(Records)
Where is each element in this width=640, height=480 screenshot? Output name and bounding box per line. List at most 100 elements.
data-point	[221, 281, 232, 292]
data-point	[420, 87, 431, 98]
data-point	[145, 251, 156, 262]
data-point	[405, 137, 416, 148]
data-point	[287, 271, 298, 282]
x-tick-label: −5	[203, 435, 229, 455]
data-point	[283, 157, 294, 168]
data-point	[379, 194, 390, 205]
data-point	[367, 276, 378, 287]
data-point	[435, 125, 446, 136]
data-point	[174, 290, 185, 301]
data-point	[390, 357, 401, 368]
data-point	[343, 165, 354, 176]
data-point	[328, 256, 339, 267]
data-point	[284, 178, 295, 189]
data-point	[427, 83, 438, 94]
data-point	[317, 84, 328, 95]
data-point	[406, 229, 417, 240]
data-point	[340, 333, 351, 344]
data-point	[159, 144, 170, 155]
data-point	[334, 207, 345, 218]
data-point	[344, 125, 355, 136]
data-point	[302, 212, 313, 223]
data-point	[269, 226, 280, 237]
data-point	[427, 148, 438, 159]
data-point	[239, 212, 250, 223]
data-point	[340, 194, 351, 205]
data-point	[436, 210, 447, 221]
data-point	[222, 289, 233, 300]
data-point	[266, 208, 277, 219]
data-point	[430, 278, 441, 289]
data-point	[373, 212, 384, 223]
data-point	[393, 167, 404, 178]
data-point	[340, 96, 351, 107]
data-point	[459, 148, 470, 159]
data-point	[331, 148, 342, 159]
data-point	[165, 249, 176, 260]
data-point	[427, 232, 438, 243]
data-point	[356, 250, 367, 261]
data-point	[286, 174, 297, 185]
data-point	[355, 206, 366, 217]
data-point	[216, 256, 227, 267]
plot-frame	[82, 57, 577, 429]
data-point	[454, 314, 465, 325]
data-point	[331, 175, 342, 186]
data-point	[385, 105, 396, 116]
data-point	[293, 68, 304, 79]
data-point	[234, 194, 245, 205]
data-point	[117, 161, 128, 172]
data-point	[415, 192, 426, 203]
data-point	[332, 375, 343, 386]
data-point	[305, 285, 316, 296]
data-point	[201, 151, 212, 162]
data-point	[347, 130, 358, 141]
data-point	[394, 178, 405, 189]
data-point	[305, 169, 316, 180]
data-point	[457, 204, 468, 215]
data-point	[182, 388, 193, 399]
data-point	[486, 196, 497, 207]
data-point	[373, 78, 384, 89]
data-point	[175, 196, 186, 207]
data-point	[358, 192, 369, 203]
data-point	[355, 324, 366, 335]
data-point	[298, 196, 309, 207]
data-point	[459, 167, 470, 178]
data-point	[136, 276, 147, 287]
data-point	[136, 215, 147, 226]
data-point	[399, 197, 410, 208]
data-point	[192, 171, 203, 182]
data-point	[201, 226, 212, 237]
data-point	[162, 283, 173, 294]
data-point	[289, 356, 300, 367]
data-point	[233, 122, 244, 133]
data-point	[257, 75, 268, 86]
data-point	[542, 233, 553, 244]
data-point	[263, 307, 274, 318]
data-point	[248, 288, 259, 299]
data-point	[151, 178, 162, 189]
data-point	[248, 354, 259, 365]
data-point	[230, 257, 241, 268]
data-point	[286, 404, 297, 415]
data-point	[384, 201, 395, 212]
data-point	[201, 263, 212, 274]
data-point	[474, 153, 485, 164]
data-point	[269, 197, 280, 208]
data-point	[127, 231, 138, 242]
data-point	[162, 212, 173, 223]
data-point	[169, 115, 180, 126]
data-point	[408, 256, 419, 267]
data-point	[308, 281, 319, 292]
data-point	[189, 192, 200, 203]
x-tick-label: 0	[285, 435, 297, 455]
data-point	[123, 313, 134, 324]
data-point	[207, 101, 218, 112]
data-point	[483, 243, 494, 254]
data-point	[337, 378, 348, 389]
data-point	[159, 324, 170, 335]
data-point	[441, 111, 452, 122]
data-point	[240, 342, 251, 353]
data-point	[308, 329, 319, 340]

* _TASK REQUIREMENTS_: Which lines in the records contain the string "tick", with case counting? Report each of those lines in full.

* _TASK RESULT_:
x-tick-label: −5	[203, 435, 229, 455]
x-tick-label: 0	[285, 435, 297, 455]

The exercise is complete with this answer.